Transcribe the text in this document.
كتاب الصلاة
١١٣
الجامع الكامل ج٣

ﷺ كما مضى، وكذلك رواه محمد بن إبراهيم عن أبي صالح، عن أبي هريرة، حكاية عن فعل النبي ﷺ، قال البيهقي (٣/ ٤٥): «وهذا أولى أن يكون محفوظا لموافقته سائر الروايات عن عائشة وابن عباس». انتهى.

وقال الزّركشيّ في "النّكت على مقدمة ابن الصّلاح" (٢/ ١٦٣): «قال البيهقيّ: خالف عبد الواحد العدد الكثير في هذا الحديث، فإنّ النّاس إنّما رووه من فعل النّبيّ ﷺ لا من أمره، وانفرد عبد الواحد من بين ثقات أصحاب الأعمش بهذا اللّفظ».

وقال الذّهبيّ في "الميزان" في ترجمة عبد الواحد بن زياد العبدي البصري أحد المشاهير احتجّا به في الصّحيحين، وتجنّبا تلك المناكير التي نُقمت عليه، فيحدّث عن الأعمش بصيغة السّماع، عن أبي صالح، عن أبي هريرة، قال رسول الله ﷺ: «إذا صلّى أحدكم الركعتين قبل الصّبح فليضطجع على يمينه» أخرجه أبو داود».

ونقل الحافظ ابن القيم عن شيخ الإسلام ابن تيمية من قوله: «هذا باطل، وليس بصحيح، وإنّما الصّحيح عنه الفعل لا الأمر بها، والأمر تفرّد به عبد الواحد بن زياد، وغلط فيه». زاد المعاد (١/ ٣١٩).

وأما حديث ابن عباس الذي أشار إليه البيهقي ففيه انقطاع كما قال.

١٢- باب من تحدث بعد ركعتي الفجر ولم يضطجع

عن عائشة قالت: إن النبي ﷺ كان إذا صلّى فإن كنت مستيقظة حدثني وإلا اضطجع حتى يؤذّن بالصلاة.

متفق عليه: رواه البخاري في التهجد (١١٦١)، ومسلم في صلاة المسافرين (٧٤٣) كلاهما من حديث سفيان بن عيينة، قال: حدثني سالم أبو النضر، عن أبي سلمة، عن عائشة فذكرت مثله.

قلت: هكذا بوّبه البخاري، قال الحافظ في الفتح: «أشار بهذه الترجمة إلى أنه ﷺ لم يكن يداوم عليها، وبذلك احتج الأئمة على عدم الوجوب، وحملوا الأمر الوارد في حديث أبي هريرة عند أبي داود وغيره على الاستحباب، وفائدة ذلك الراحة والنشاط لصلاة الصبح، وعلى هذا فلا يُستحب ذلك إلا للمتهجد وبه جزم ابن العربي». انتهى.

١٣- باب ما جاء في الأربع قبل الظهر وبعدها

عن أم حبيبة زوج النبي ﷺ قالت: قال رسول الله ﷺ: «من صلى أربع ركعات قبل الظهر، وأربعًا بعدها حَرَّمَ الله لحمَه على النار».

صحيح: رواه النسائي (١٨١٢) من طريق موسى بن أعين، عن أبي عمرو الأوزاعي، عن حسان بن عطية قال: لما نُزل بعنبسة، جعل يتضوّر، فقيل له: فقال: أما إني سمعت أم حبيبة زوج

++++++++++++++++++++

**Set problem:**
Every line above that contains the word "أشار" should be reported.

**Task response:**
وأما حديث ابن عباس الذي أشار إليه البيهقي ففيه انقطاع كما قال.
قلت: هكذا بوّبه البخاري، قال الحافظ في الفتح: «أشار بهذه الترجمة إلى أنه ﷺ لم يكن يداوم عليها، وبذلك احتج الأئمة على عدم الوجوب، وحملوا الأمر الوارد في حديث أبي هريرة عند أبي داود وغيره على الاستحباب، وفائدة ذلك الراحة والنشاط لصلاة الصبح، وعلى هذا فلا يُستحب ذلك إلا للمتهجد وبه جزم ابن العربي». انتهى.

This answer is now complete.